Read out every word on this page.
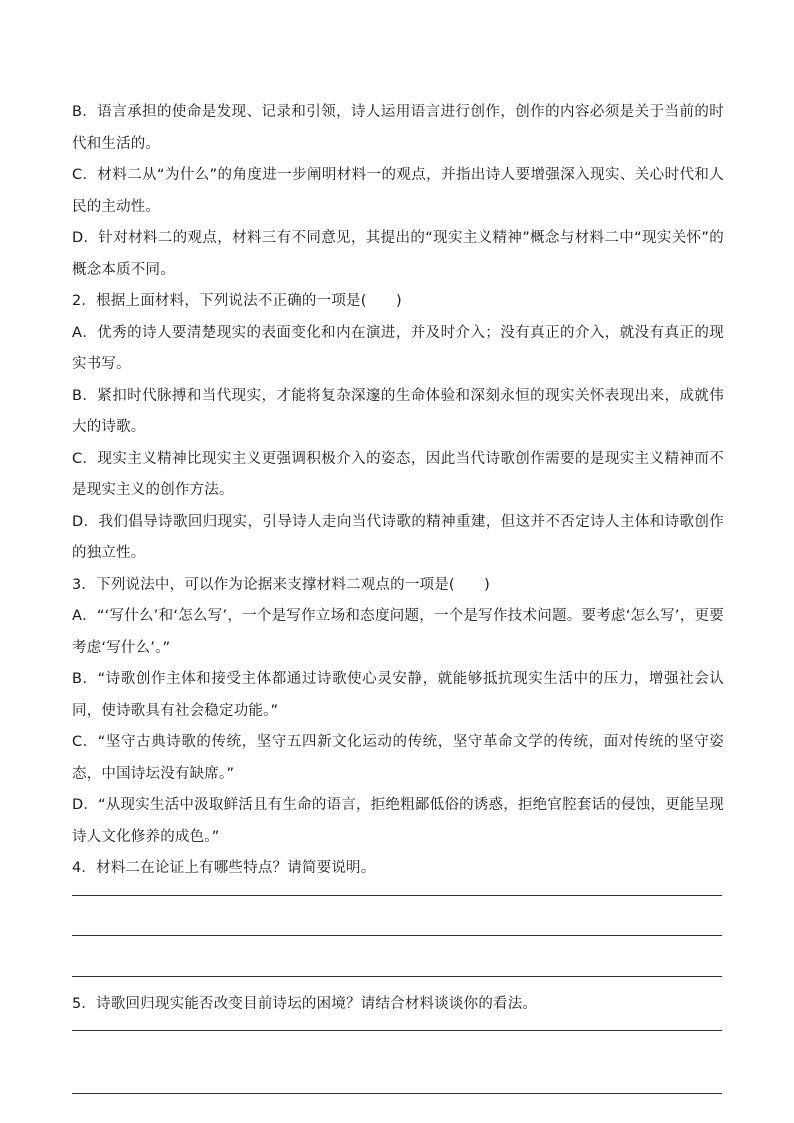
B．语言承担的使命是发现、记录和引领，诗人运用语言进行创作，创作的内容必须是关于当前的时代和生活的。

C．材料二从“为什么”的角度进一步阐明材料一的观点，并指出诗人要增强深入现实、关心时代和人民的主动性。

D．针对材料二的观点，材料三有不同意见，其提出的“现实主义精神”概念与材料二中“现实关怀”的概念本质不同。

2．根据上面材料，下列说法不正确的一项是(　　)

A．优秀的诗人要清楚现实的表面变化和内在演进，并及时介入；没有真正的介入，就没有真正的现实书写。

B．紧扣时代脉搏和当代现实，才能将复杂深邃的生命体验和深刻永恒的现实关怀表现出来，成就伟大的诗歌。

C．现实主义精神比现实主义更强调积极介入的姿态，因此当代诗歌创作需要的是现实主义精神而不是现实主义的创作方法。

D．我们倡导诗歌回归现实，引导诗人走向当代诗歌的精神重建，但这并不否定诗人主体和诗歌创作的独立性。

3．下列说法中，可以作为论据来支撑材料二观点的一项是(　　)

A．“‘写什么’和‘怎么写’，一个是写作立场和态度问题，一个是写作技术问题。要考虑‘怎么写’，更要考虑‘写什么’。”

B．“诗歌创作主体和接受主体都通过诗歌使心灵安静，就能够抵抗现实生活中的压力，增强社会认同，使诗歌具有社会稳定功能。”

C．“坚守古典诗歌的传统，坚守五四新文化运动的传统，坚守革命文学的传统，面对传统的坚守姿态，中国诗坛没有缺席。”

D．“从现实生活中汲取鲜活且有生命的语言，拒绝粗鄙低俗的诱惑，拒绝官腔套话的侵蚀，更能呈现诗人文化修养的成色。”

4．材料二在论证上有哪些特点？请简要说明。

5．诗歌回归现实能否改变目前诗坛的困境？请结合材料谈谈你的看法。
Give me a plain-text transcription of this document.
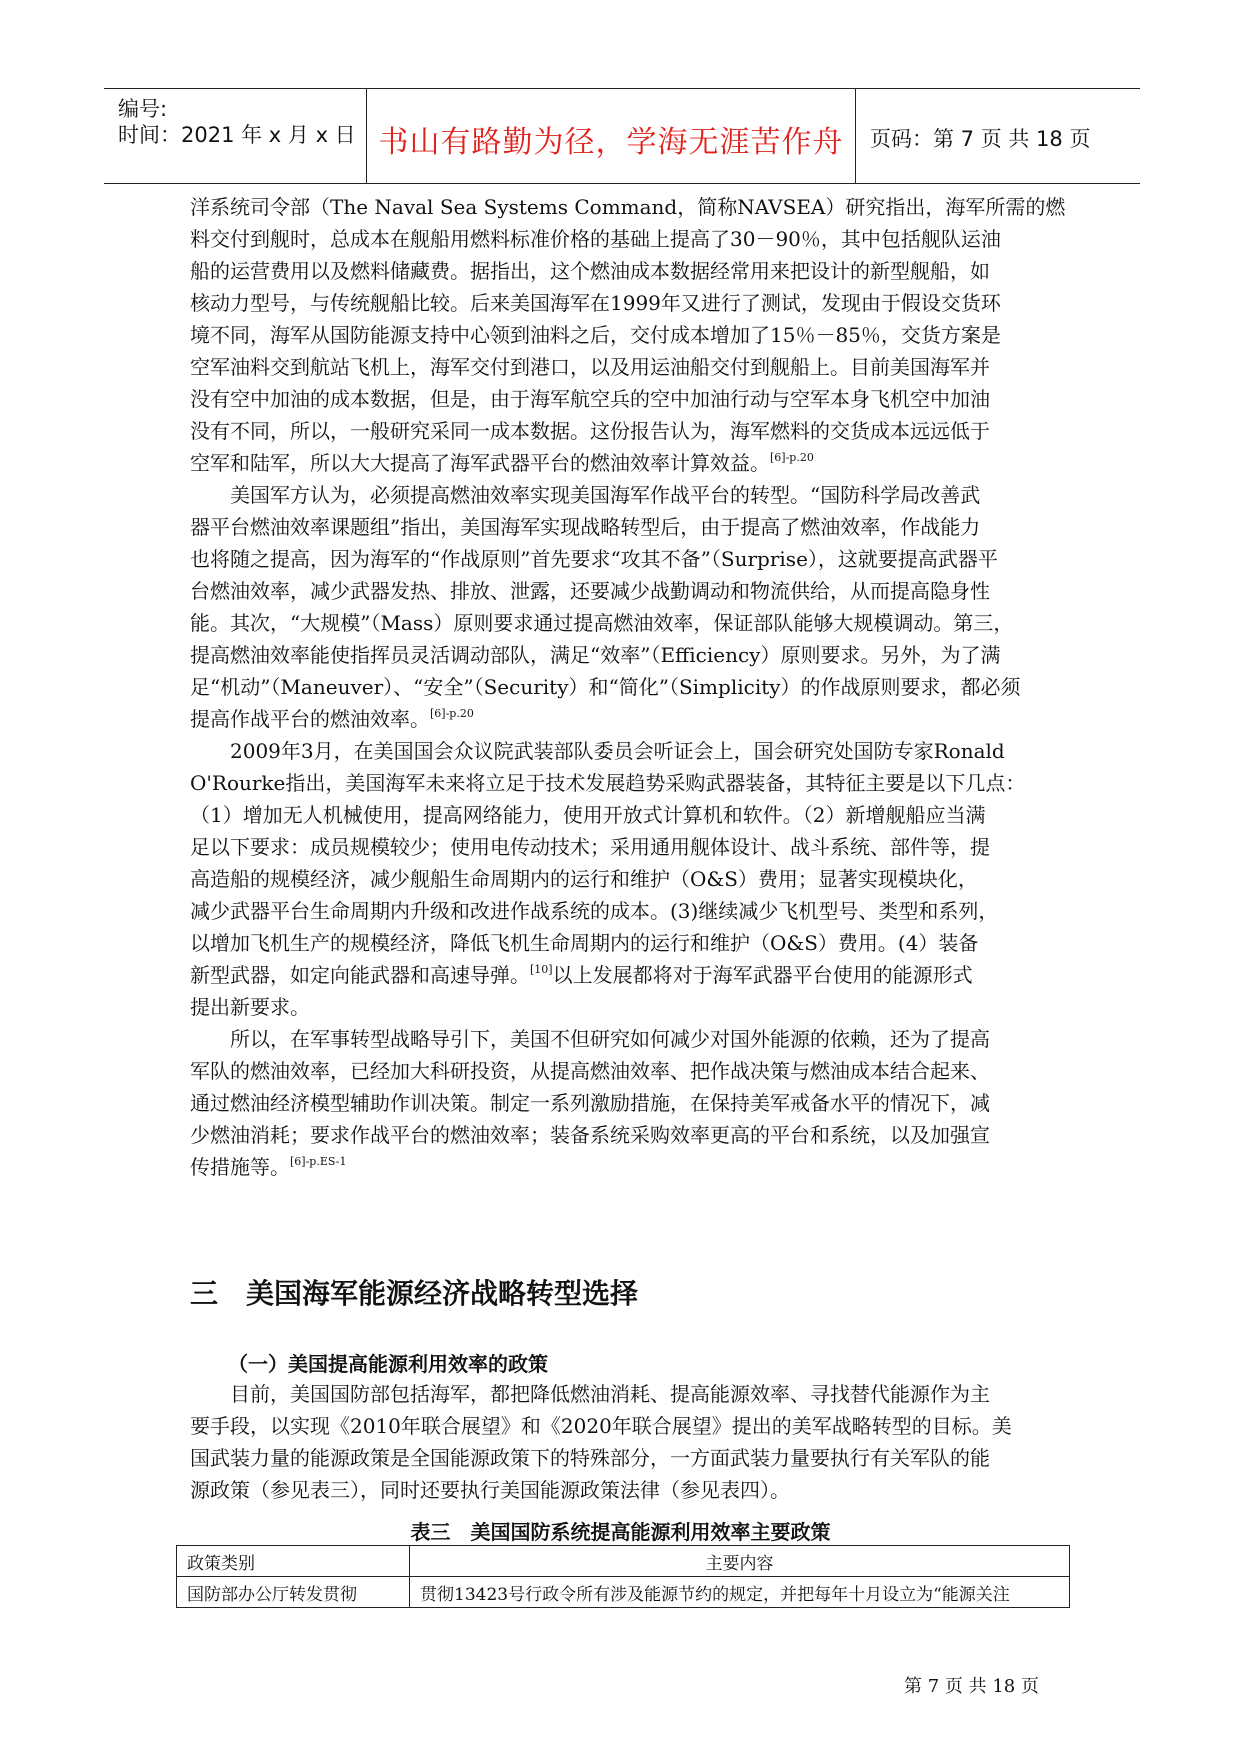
编号:
时间：2021 年 x 月 x 日 书山有路勤为径，学海无涯苦作舟	页码：第 7 页 共 18 页
洋系统司令部（The Naval Sea Systems Command，简称NAVSEA）研究指出，海军所需的燃
料交付到舰时，总成本在舰船用燃料标准价格的基础上提高了30－90％，其中包括舰队运油
船的运营费用以及燃料储藏费。据指出，这个燃油成本数据经常用来把设计的新型舰船，如
核动力型号，与传统舰船比较。后来美国海军在1999年又进行了测试，发现由于假设交货环
境不同，海军从国防能源支持中心领到油料之后，交付成本增加了15％－85％，交货方案是
空军油料交到航站飞机上，海军交付到港口，以及用运油船交付到舰船上。目前美国海军并
没有空中加油的成本数据，但是，由于海军航空兵的空中加油行动与空军本身飞机空中加油
没有不同，所以，一般研究采同一成本数据。这份报告认为，海军燃料的交货成本远远低于
空军和陆军，所以大大提高了海军武器平台的燃油效率计算效益。$^{[6]-p.20}$
　　美国军方认为，必须提高燃油效率实现美国海军作战平台的转型。“国防科学局改善武
器平台燃油效率课题组”指出，美国海军实现战略转型后，由于提高了燃油效率，作战能力
也将随之提高，因为海军的“作战原则”首先要求“攻其不备”（Surprise），这就要提高武器平
台燃油效率，减少武器发热、排放、泄露，还要减少战勤调动和物流供给，从而提高隐身性
能。其次，“大规模”（Mass）原则要求通过提高燃油效率，保证部队能够大规模调动。第三，
提高燃油效率能使指挥员灵活调动部队，满足“效率”（Efficiency）原则要求。另外，为了满
足“机动”（Maneuver）、“安全”（Security）和“简化”（Simplicity）的作战原则要求，都必须
提高作战平台的燃油效率。$^{[6]-p.20}$
　　2009年3月，在美国国会众议院武装部队委员会听证会上，国会研究处国防专家Ronald
O'Rourke指出，美国海军未来将立足于技术发展趋势采购武器装备，其特征主要是以下几点：
（1）增加无人机械使用，提高网络能力，使用开放式计算机和软件。（2）新增舰船应当满
足以下要求：成员规模较少；使用电传动技术；采用通用舰体设计、战斗系统、部件等，提
高造船的规模经济，减少舰船生命周期内的运行和维护（O&S）费用；显著实现模块化，
减少武器平台生命周期内升级和改进作战系统的成本。(3)继续减少飞机型号、类型和系列，
以增加飞机生产的规模经济，降低飞机生命周期内的运行和维护（O&S）费用。(4）装备
新型武器，如定向能武器和高速导弹。[10]以上发展都将对于海军武器平台使用的能源形式
提出新要求。
　　所以，在军事转型战略导引下，美国不但研究如何减少对国外能源的依赖，还为了提高
军队的燃油效率，已经加大科研投资，从提高燃油效率、把作战决策与燃油成本结合起来、
通过燃油经济模型辅助作训决策。制定一系列激励措施，在保持美军戒备水平的情况下，减
少燃油消耗；要求作战平台的燃油效率；装备系统采购效率更高的平台和系统，以及加强宣
传措施等。$^{[6]-p.ES-1}$
三　美国海军能源经济战略转型选择
（一）美国提高能源利用效率的政策
　　目前，美国国防部包括海军，都把降低燃油消耗、提高能源效率、寻找替代能源作为主
要手段，以实现《2010年联合展望》和《2020年联合展望》提出的美军战略转型的目标。美
国武装力量的能源政策是全国能源政策下的特殊部分，一方面武装力量要执行有关军队的能
源政策（参见表三），同时还要执行美国能源政策法律（参见表四）。
表三　美国国防系统提高能源利用效率主要政策
政策类别	主要内容
国防部办公厅转发贯彻	贯彻13423号行政令所有涉及能源节约的规定，并把每年十月设立为“能源关注
第 7 页 共 18 页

Required task: Give solely the number of lines in the data that contain the string "this".

Answer to the exercise: 2